<<<<

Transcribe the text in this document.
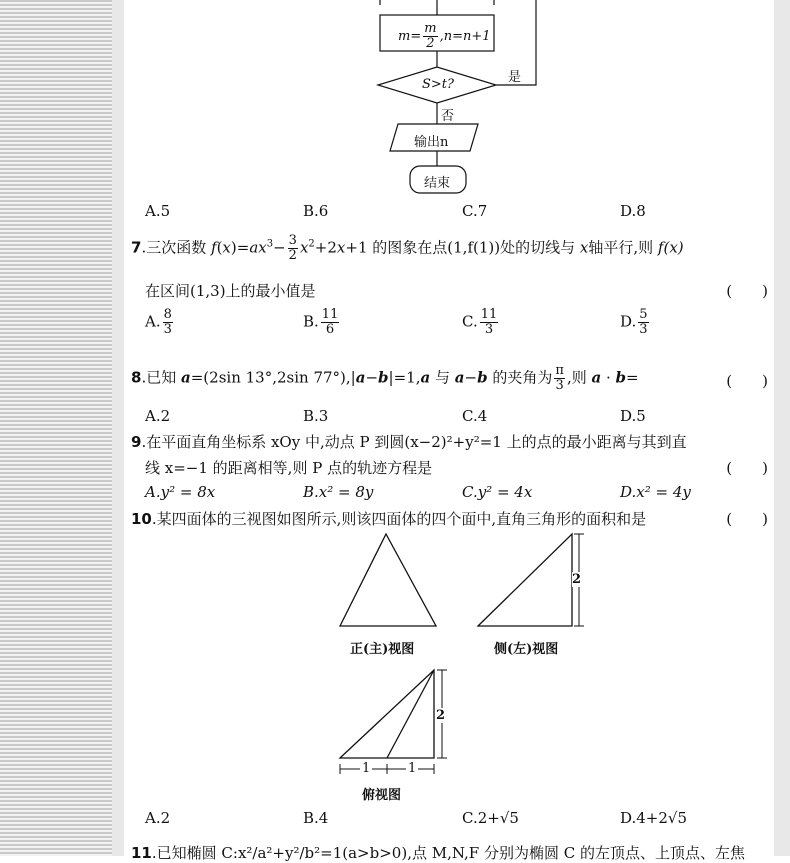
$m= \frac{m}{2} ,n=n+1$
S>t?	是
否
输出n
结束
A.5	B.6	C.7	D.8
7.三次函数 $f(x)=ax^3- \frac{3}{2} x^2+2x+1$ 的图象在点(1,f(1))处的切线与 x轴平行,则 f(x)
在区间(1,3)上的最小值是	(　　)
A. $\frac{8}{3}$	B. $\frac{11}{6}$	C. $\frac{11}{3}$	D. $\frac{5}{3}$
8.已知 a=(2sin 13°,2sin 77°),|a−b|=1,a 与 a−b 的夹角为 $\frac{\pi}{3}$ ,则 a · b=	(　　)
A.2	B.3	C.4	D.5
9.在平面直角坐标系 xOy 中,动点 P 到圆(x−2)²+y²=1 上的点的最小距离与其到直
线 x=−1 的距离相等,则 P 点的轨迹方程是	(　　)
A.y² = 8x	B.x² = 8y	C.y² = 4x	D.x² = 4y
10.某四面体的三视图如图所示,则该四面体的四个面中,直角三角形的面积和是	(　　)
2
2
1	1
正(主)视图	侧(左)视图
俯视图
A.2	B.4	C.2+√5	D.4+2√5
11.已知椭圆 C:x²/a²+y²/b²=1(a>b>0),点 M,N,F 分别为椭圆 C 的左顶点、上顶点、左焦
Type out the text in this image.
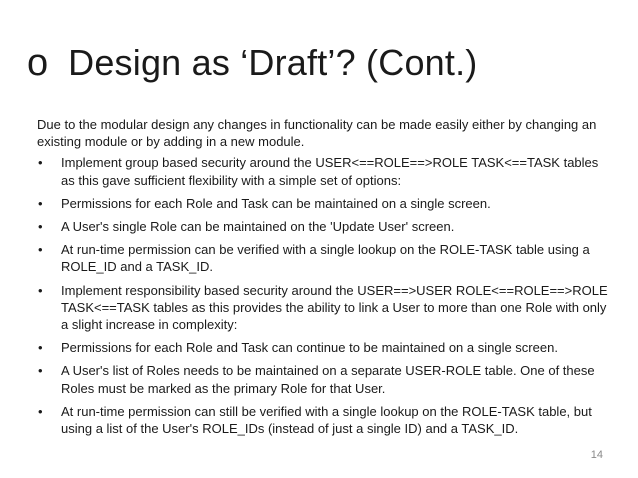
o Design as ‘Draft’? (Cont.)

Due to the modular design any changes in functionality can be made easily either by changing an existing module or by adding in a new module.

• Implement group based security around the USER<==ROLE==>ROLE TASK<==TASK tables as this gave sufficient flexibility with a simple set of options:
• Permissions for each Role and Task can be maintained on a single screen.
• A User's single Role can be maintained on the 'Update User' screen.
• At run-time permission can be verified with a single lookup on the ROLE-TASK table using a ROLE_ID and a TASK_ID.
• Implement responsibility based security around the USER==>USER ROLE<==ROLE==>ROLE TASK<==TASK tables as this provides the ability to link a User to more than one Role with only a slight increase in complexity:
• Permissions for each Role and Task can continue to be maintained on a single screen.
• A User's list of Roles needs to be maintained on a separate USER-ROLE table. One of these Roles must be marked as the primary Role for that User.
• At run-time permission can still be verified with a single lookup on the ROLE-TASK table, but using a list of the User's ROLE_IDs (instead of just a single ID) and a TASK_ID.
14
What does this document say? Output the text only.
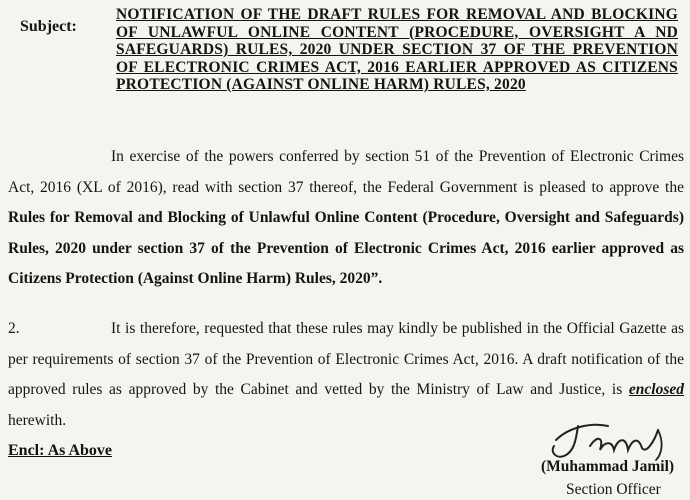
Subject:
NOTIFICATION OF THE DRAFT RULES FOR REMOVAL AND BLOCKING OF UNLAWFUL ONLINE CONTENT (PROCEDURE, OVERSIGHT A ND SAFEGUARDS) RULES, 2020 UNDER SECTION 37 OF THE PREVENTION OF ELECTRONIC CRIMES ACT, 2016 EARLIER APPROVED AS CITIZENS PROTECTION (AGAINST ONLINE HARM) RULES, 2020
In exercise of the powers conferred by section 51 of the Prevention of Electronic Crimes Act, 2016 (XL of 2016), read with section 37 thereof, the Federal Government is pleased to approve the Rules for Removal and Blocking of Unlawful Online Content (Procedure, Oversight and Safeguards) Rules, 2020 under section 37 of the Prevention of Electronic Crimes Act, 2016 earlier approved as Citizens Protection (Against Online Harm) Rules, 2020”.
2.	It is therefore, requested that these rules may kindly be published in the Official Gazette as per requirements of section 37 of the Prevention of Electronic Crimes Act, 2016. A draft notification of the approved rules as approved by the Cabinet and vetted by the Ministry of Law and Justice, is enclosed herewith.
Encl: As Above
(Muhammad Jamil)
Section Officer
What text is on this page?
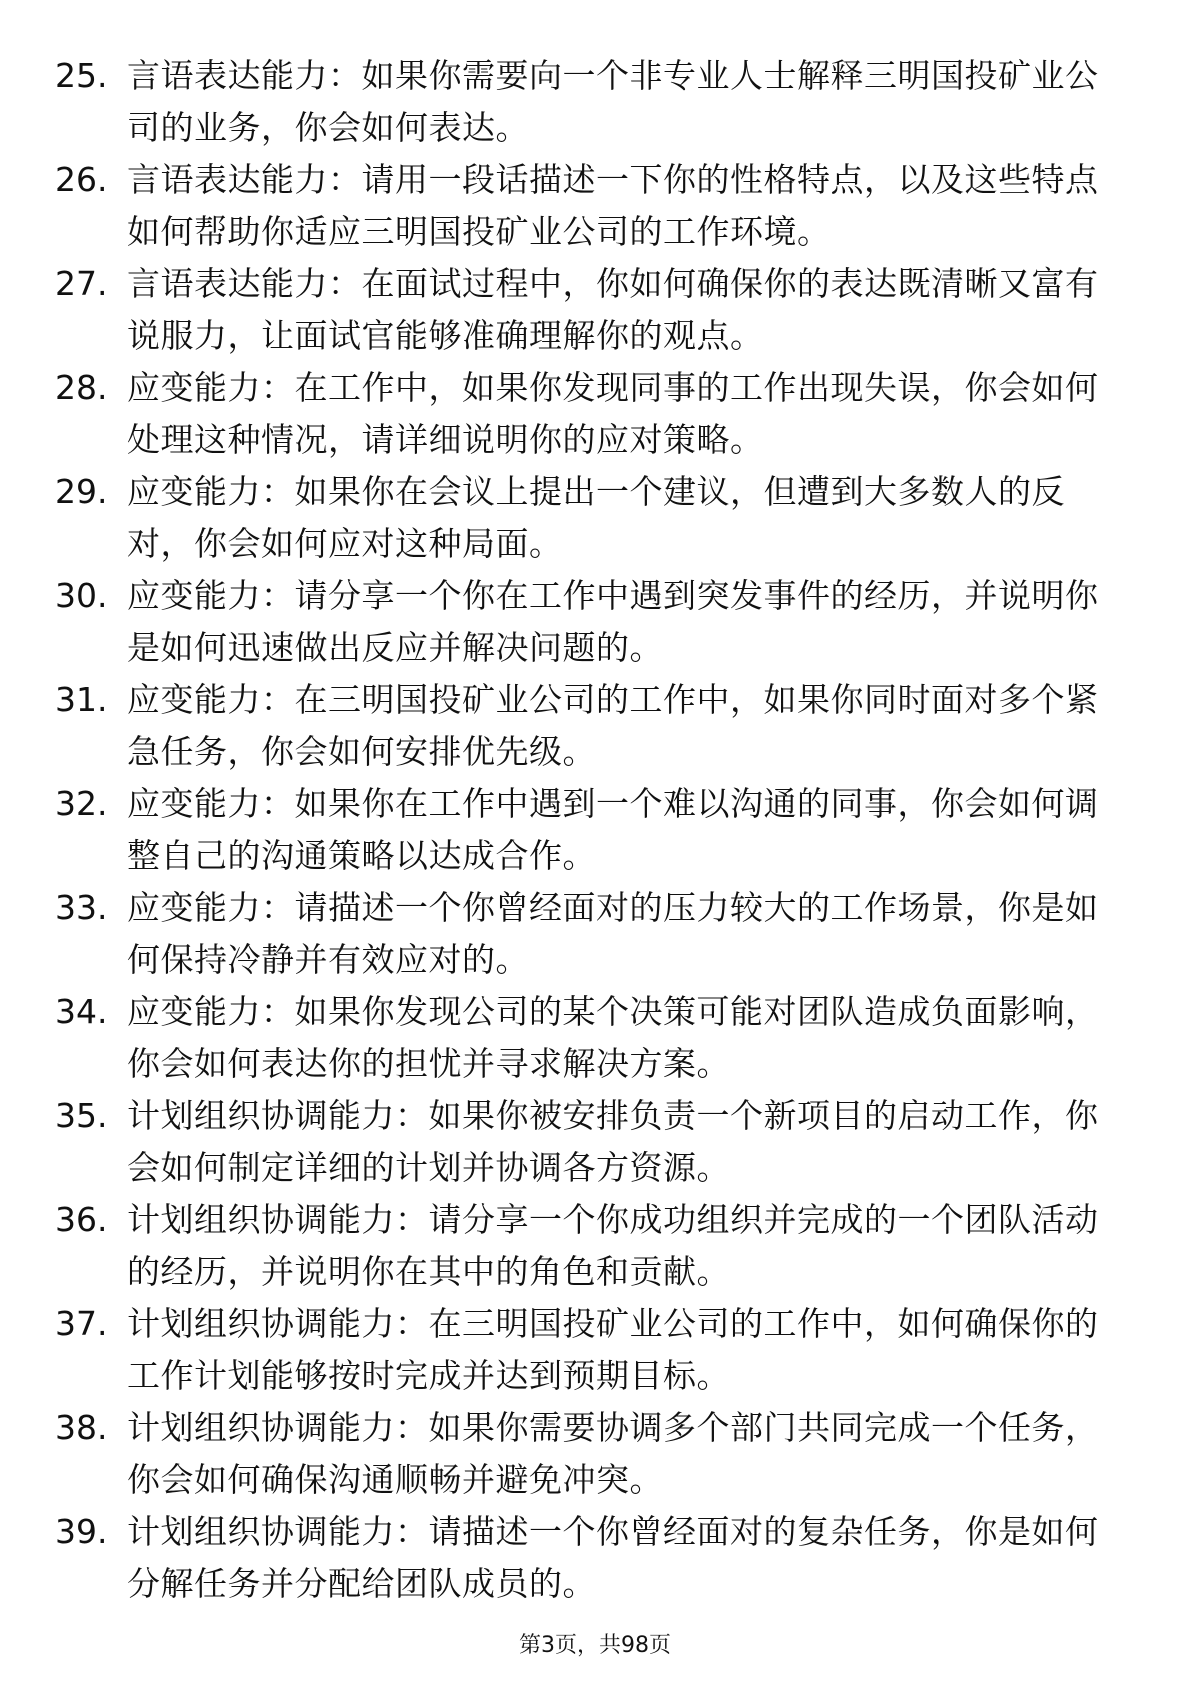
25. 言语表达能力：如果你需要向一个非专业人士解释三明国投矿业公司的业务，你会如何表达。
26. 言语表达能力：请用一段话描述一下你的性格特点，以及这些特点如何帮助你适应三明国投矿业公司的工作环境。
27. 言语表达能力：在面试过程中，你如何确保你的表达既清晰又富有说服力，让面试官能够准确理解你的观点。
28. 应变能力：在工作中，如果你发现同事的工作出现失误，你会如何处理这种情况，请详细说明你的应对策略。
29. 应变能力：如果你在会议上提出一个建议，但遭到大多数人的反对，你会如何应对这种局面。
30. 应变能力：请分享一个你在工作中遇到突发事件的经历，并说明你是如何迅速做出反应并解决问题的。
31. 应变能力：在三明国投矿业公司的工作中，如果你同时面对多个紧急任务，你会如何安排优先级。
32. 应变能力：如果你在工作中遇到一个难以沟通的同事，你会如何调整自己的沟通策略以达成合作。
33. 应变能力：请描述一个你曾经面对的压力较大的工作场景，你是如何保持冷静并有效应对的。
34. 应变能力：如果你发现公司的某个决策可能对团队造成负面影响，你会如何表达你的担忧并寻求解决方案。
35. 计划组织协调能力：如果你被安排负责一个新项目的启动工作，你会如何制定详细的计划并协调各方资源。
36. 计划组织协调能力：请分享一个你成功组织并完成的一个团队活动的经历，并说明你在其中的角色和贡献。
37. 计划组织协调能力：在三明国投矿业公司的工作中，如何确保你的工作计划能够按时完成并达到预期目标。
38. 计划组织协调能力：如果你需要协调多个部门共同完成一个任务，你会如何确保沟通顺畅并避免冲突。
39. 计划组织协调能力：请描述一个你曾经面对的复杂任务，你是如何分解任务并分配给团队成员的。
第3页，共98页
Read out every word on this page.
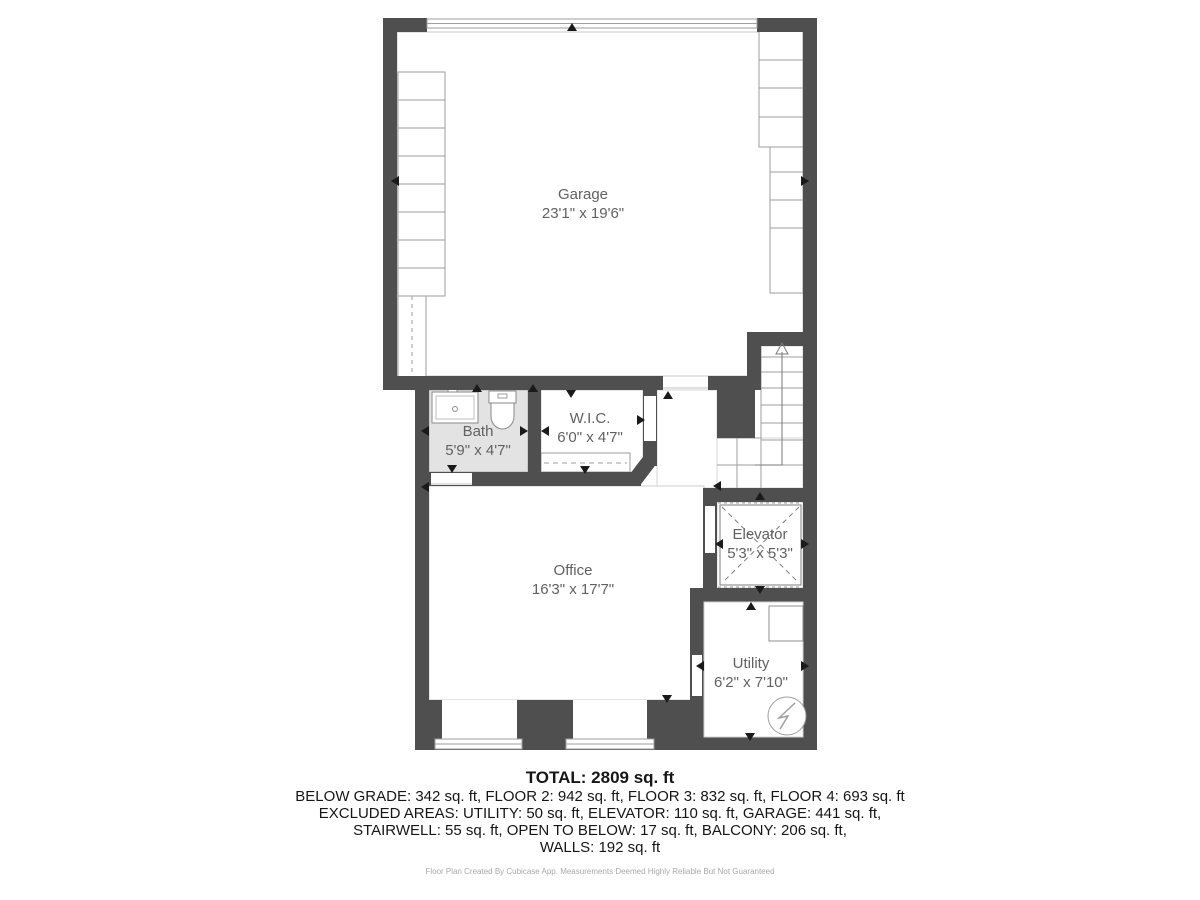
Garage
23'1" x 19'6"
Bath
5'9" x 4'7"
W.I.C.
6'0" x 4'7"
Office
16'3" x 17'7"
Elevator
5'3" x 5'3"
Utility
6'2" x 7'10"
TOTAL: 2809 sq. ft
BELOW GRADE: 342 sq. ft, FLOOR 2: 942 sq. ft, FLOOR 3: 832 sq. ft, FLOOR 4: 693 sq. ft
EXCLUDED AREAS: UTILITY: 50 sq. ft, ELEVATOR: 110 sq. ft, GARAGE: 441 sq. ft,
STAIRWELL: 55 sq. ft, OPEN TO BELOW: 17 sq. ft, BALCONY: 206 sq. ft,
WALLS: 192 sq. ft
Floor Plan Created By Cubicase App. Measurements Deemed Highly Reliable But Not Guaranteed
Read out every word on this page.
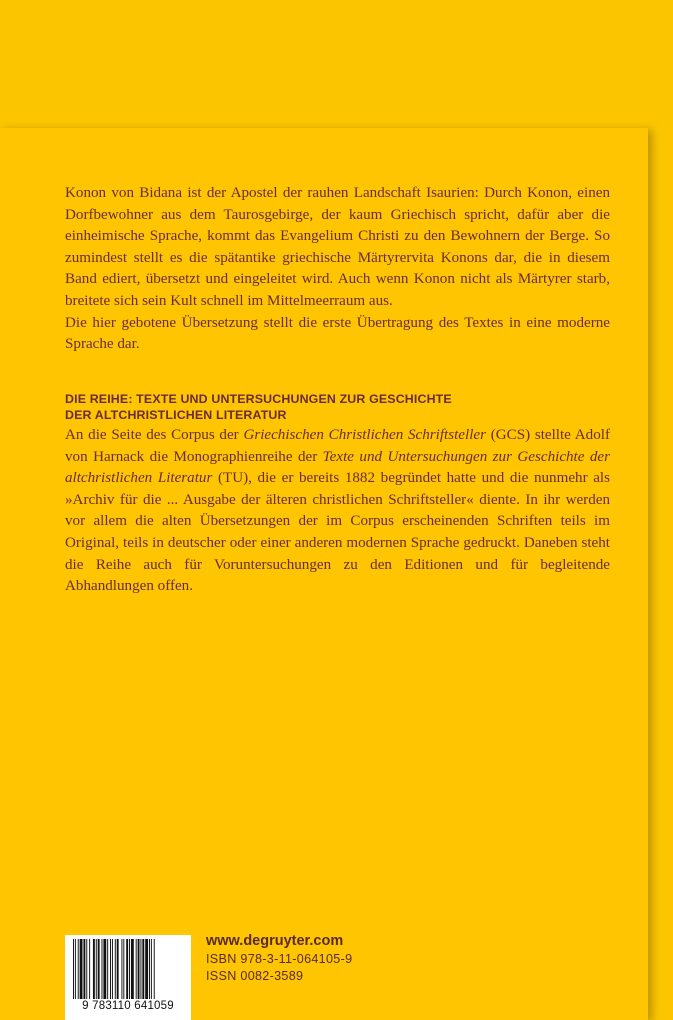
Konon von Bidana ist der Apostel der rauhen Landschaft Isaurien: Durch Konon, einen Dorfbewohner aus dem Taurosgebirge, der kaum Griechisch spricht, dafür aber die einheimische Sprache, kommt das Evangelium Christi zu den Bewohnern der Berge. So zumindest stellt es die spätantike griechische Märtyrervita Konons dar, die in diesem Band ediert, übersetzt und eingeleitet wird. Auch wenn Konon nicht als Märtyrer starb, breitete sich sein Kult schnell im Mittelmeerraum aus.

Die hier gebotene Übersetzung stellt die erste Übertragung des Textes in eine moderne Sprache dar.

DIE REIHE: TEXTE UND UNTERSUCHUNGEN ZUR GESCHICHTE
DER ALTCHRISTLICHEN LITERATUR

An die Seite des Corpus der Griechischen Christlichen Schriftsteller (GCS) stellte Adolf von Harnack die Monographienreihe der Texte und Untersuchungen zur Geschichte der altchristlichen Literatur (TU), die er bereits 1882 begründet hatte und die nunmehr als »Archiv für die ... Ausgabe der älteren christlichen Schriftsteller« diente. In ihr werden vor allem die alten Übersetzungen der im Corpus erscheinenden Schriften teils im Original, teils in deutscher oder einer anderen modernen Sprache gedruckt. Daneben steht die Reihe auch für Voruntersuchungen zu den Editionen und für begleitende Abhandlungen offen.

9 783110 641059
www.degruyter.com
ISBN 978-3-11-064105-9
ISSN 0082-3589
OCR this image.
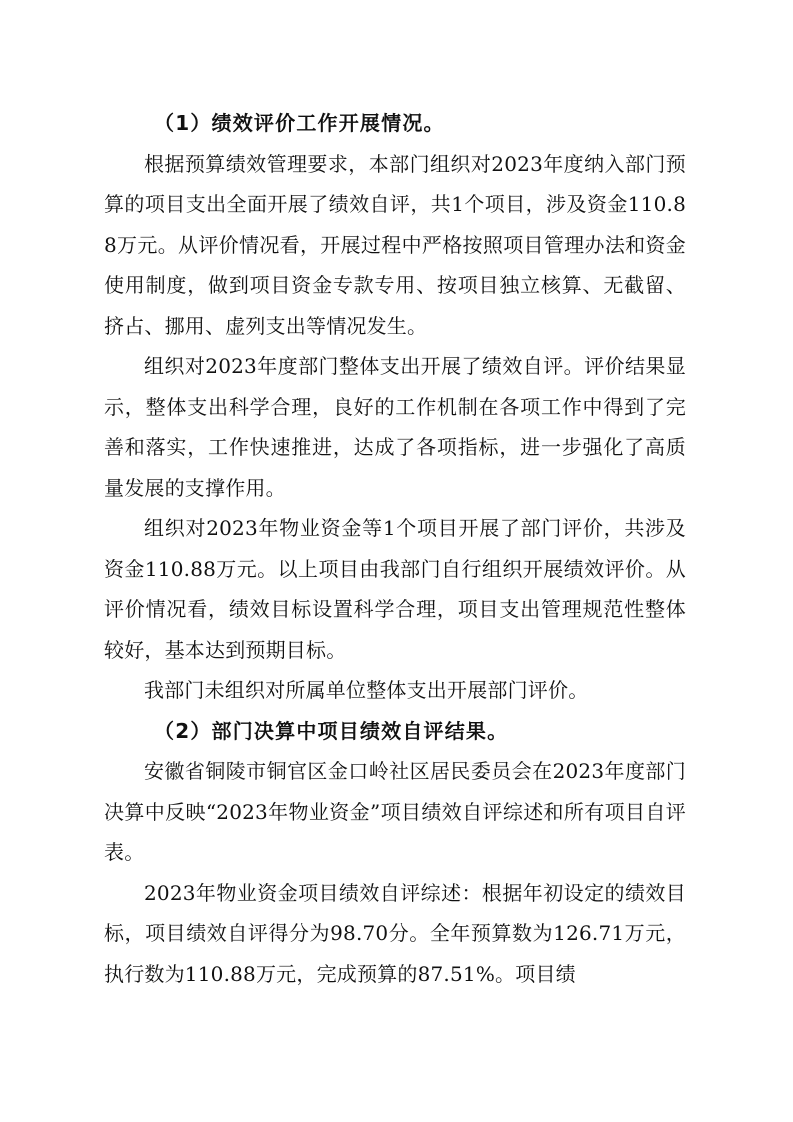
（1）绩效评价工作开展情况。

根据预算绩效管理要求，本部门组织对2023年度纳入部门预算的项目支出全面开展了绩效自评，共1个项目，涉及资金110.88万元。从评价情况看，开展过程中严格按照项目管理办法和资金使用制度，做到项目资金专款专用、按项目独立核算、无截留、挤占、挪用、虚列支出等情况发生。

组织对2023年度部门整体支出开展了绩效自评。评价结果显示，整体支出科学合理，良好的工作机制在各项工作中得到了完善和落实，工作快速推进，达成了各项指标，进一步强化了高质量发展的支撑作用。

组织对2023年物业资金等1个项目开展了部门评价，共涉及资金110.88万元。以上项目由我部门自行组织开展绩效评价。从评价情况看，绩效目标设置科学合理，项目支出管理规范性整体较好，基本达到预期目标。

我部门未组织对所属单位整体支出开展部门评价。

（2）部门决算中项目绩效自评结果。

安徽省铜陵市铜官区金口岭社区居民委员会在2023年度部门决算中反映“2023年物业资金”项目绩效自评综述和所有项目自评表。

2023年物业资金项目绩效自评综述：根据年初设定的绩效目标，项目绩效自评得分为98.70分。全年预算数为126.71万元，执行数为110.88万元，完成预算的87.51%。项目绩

>>>>

■ Stated exercise
Pictures aside, set down the lines from the one containing "OCR this image." through the end of the records above, exactly and only those.

■ Finished task
OCR this image.
（1）绩效评价工作开展情况。

根据预算绩效管理要求，本部门组织对2023年度纳入部门预算的项目支出全面开展了绩效自评，共1个项目，涉及资金110.88万元。从评价情况看，开展过程中严格按照项目管理办法和资金使用制度，做到项目资金专款专用、按项目独立核算、无截留、挤占、挪用、虚列支出等情况发生。

组织对2023年度部门整体支出开展了绩效自评。评价结果显示，整体支出科学合理，良好的工作机制在各项工作中得到了完善和落实，工作快速推进，达成了各项指标，进一步强化了高质量发展的支撑作用。

组织对2023年物业资金等1个项目开展了部门评价，共涉及资金110.88万元。以上项目由我部门自行组织开展绩效评价。从评价情况看，绩效目标设置科学合理，项目支出管理规范性整体较好，基本达到预期目标。

我部门未组织对所属单位整体支出开展部门评价。

（2）部门决算中项目绩效自评结果。

安徽省铜陵市铜官区金口岭社区居民委员会在2023年度部门决算中反映“2023年物业资金”项目绩效自评综述和所有项目自评表。

2023年物业资金项目绩效自评综述：根据年初设定的绩效目标，项目绩效自评得分为98.70分。全年预算数为126.71万元，执行数为110.88万元，完成预算的87.51%。项目绩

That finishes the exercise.